[Dataset rows]
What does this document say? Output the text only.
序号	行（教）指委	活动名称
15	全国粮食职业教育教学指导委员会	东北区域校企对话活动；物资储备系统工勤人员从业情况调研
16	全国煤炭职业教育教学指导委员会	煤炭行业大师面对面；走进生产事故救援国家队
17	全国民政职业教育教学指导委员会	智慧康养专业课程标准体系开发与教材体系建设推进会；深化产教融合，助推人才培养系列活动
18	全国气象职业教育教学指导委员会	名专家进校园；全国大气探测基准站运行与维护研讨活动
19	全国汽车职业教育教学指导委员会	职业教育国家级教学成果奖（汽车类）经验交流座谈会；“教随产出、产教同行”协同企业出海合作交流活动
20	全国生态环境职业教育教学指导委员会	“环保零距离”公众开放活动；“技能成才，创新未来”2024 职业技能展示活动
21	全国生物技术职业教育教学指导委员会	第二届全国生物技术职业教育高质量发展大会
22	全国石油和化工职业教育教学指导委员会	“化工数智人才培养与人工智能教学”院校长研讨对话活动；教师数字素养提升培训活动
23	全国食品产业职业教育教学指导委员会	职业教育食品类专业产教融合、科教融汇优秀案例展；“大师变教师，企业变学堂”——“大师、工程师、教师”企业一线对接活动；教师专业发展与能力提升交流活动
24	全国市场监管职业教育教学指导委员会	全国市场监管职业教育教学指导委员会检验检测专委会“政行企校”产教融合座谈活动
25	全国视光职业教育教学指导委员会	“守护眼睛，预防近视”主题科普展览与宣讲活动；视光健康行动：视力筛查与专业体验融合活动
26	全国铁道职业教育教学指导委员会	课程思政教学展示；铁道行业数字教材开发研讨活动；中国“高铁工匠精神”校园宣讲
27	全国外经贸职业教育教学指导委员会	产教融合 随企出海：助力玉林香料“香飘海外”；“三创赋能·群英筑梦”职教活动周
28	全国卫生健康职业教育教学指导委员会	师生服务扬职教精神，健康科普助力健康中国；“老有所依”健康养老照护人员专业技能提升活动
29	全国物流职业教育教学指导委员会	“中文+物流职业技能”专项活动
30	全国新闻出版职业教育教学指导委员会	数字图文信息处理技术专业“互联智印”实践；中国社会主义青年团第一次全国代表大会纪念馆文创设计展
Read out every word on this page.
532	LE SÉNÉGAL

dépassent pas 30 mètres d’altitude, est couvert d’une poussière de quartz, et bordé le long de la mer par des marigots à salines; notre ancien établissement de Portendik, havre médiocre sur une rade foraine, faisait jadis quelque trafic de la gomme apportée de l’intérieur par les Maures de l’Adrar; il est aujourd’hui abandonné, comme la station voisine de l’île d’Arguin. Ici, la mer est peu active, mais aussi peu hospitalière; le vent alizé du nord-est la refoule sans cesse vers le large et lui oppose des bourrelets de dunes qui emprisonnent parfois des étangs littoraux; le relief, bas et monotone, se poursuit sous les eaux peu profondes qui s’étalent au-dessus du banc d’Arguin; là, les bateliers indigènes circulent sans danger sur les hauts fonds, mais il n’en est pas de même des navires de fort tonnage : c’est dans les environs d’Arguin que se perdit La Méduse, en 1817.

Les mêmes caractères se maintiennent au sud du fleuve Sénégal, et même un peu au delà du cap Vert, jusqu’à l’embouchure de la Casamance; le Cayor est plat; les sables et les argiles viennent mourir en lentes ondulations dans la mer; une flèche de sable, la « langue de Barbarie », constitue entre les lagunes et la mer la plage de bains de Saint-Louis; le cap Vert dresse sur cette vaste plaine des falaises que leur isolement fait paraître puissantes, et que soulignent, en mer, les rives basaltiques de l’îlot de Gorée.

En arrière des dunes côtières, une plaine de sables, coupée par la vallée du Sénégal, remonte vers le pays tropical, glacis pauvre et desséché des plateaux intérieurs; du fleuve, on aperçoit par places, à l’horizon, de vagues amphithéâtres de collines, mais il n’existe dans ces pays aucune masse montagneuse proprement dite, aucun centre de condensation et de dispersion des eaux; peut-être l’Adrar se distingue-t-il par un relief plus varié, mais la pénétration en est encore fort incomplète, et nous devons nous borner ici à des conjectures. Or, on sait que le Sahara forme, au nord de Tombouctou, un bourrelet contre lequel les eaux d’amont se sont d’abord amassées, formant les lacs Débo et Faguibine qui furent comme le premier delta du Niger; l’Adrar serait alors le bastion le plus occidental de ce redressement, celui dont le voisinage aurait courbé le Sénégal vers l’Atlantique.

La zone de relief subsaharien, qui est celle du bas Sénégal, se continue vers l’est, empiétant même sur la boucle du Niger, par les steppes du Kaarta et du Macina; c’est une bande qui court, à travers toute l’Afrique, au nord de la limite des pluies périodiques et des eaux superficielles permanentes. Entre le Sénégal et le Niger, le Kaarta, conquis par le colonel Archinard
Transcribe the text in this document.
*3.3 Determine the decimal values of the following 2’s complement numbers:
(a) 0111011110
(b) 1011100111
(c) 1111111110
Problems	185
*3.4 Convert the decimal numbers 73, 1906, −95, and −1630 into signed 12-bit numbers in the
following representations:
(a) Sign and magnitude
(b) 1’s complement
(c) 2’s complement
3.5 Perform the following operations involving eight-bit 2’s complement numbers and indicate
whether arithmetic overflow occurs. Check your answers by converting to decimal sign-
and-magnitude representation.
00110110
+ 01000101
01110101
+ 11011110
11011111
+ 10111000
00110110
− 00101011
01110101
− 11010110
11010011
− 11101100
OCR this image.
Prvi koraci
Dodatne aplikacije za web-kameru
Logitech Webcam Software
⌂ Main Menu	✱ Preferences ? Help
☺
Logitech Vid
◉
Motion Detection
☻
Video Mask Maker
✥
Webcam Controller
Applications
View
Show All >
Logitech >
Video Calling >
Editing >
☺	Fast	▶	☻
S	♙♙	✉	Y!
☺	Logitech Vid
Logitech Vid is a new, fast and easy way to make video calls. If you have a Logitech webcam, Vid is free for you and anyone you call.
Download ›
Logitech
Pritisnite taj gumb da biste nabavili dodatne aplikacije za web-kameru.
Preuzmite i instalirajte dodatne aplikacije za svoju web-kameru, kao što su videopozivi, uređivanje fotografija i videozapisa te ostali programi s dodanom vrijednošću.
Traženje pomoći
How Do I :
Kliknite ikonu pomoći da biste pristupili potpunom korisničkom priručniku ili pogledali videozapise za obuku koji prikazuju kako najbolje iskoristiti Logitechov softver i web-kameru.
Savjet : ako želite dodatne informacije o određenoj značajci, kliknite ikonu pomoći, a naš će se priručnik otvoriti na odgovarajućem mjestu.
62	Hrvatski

- [Goal]: The records above should be repeated in full, exactly as given.

- [Solution to the exercise]:
What does this document say? Output the text only.
序号	行（教）指委	活动名称
15	全国粮食职业教育教学指导委员会	东北区域校企对话活动；物资储备系统工勤人员从业情况调研
16	全国煤炭职业教育教学指导委员会	煤炭行业大师面对面；走进生产事故救援国家队
17	全国民政职业教育教学指导委员会	智慧康养专业课程标准体系开发与教材体系建设推进会；深化产教融合，助推人才培养系列活动
18	全国气象职业教育教学指导委员会	名专家进校园；全国大气探测基准站运行与维护研讨活动
19	全国汽车职业教育教学指导委员会	职业教育国家级教学成果奖（汽车类）经验交流座谈会；“教随产出、产教同行”协同企业出海合作交流活动
20	全国生态环境职业教育教学指导委员会	“环保零距离”公众开放活动；“技能成才，创新未来”2024 职业技能展示活动
21	全国生物技术职业教育教学指导委员会	第二届全国生物技术职业教育高质量发展大会
22	全国石油和化工职业教育教学指导委员会	“化工数智人才培养与人工智能教学”院校长研讨对话活动；教师数字素养提升培训活动
23	全国食品产业职业教育教学指导委员会	职业教育食品类专业产教融合、科教融汇优秀案例展；“大师变教师，企业变学堂”——“大师、工程师、教师”企业一线对接活动；教师专业发展与能力提升交流活动
24	全国市场监管职业教育教学指导委员会	全国市场监管职业教育教学指导委员会检验检测专委会“政行企校”产教融合座谈活动
25	全国视光职业教育教学指导委员会	“守护眼睛，预防近视”主题科普展览与宣讲活动；视光健康行动：视力筛查与专业体验融合活动
26	全国铁道职业教育教学指导委员会	课程思政教学展示；铁道行业数字教材开发研讨活动；中国“高铁工匠精神”校园宣讲
27	全国外经贸职业教育教学指导委员会	产教融合 随企出海：助力玉林香料“香飘海外”；“三创赋能·群英筑梦”职教活动周
28	全国卫生健康职业教育教学指导委员会	师生服务扬职教精神，健康科普助力健康中国；“老有所依”健康养老照护人员专业技能提升活动
29	全国物流职业教育教学指导委员会	“中文+物流职业技能”专项活动
30	全国新闻出版职业教育教学指导委员会	数字图文信息处理技术专业“互联智印”实践；中国社会主义青年团第一次全国代表大会纪念馆文创设计展
Read out every word on this page.
532	LE SÉNÉGAL

dépassent pas 30 mètres d’altitude, est couvert d’une poussière de quartz, et bordé le long de la mer par des marigots à salines; notre ancien établissement de Portendik, havre médiocre sur une rade foraine, faisait jadis quelque trafic de la gomme apportée de l’intérieur par les Maures de l’Adrar; il est aujourd’hui abandonné, comme la station voisine de l’île d’Arguin. Ici, la mer est peu active, mais aussi peu hospitalière; le vent alizé du nord-est la refoule sans cesse vers le large et lui oppose des bourrelets de dunes qui emprisonnent parfois des étangs littoraux; le relief, bas et monotone, se poursuit sous les eaux peu profondes qui s’étalent au-dessus du banc d’Arguin; là, les bateliers indigènes circulent sans danger sur les hauts fonds, mais il n’en est pas de même des navires de fort tonnage : c’est dans les environs d’Arguin que se perdit La Méduse, en 1817.

Les mêmes caractères se maintiennent au sud du fleuve Sénégal, et même un peu au delà du cap Vert, jusqu’à l’embouchure de la Casamance; le Cayor est plat; les sables et les argiles viennent mourir en lentes ondulations dans la mer; une flèche de sable, la « langue de Barbarie », constitue entre les lagunes et la mer la plage de bains de Saint-Louis; le cap Vert dresse sur cette vaste plaine des falaises que leur isolement fait paraître puissantes, et que soulignent, en mer, les rives basaltiques de l’îlot de Gorée.

En arrière des dunes côtières, une plaine de sables, coupée par la vallée du Sénégal, remonte vers le pays tropical, glacis pauvre et desséché des plateaux intérieurs; du fleuve, on aperçoit par places, à l’horizon, de vagues amphithéâtres de collines, mais il n’existe dans ces pays aucune masse montagneuse proprement dite, aucun centre de condensation et de dispersion des eaux; peut-être l’Adrar se distingue-t-il par un relief plus varié, mais la pénétration en est encore fort incomplète, et nous devons nous borner ici à des conjectures. Or, on sait que le Sahara forme, au nord de Tombouctou, un bourrelet contre lequel les eaux d’amont se sont d’abord amassées, formant les lacs Débo et Faguibine qui furent comme le premier delta du Niger; l’Adrar serait alors le bastion le plus occidental de ce redressement, celui dont le voisinage aurait courbé le Sénégal vers l’Atlantique.

La zone de relief subsaharien, qui est celle du bas Sénégal, se continue vers l’est, empiétant même sur la boucle du Niger, par les steppes du Kaarta et du Macina; c’est une bande qui court, à travers toute l’Afrique, au nord de la limite des pluies périodiques et des eaux superficielles permanentes. Entre le Sénégal et le Niger, le Kaarta, conquis par le colonel Archinard
Transcribe the text in this document.
*3.3 Determine the decimal values of the following 2’s complement numbers:
(a) 0111011110
(b) 1011100111
(c) 1111111110
Problems	185
*3.4 Convert the decimal numbers 73, 1906, −95, and −1630 into signed 12-bit numbers in the
following representations:
(a) Sign and magnitude
(b) 1’s complement
(c) 2’s complement
3.5 Perform the following operations involving eight-bit 2’s complement numbers and indicate
whether arithmetic overflow occurs. Check your answers by converting to decimal sign-
and-magnitude representation.
00110110
+ 01000101
01110101
+ 11011110
11011111
+ 10111000
00110110
− 00101011
01110101
− 11010110
11010011
− 11101100
OCR this image.
Prvi koraci
Dodatne aplikacije za web-kameru
Logitech Webcam Software
⌂ Main Menu	✱ Preferences ? Help
☺
Logitech Vid
◉
Motion Detection
☻
Video Mask Maker
✥
Webcam Controller
Applications
View
Show All >
Logitech >
Video Calling >
Editing >
☺	Fast	▶	☻
S	♙♙	✉	Y!
☺	Logitech Vid
Logitech Vid is a new, fast and easy way to make video calls. If you have a Logitech webcam, Vid is free for you and anyone you call.
Download ›
Logitech
Pritisnite taj gumb da biste nabavili dodatne aplikacije za web-kameru.
Preuzmite i instalirajte dodatne aplikacije za svoju web-kameru, kao što su videopozivi, uređivanje fotografija i videozapisa te ostali programi s dodanom vrijednošću.
Traženje pomoći
How Do I :
Kliknite ikonu pomoći da biste pristupili potpunom korisničkom priručniku ili pogledali videozapise za obuku koji prikazuju kako najbolje iskoristiti Logitechov softver i web-kameru.
Savjet : ako želite dodatne informacije o određenoj značajci, kliknite ikonu pomoći, a naš će se priručnik otvoriti na odgovarajućem mjestu.
62	Hrvatski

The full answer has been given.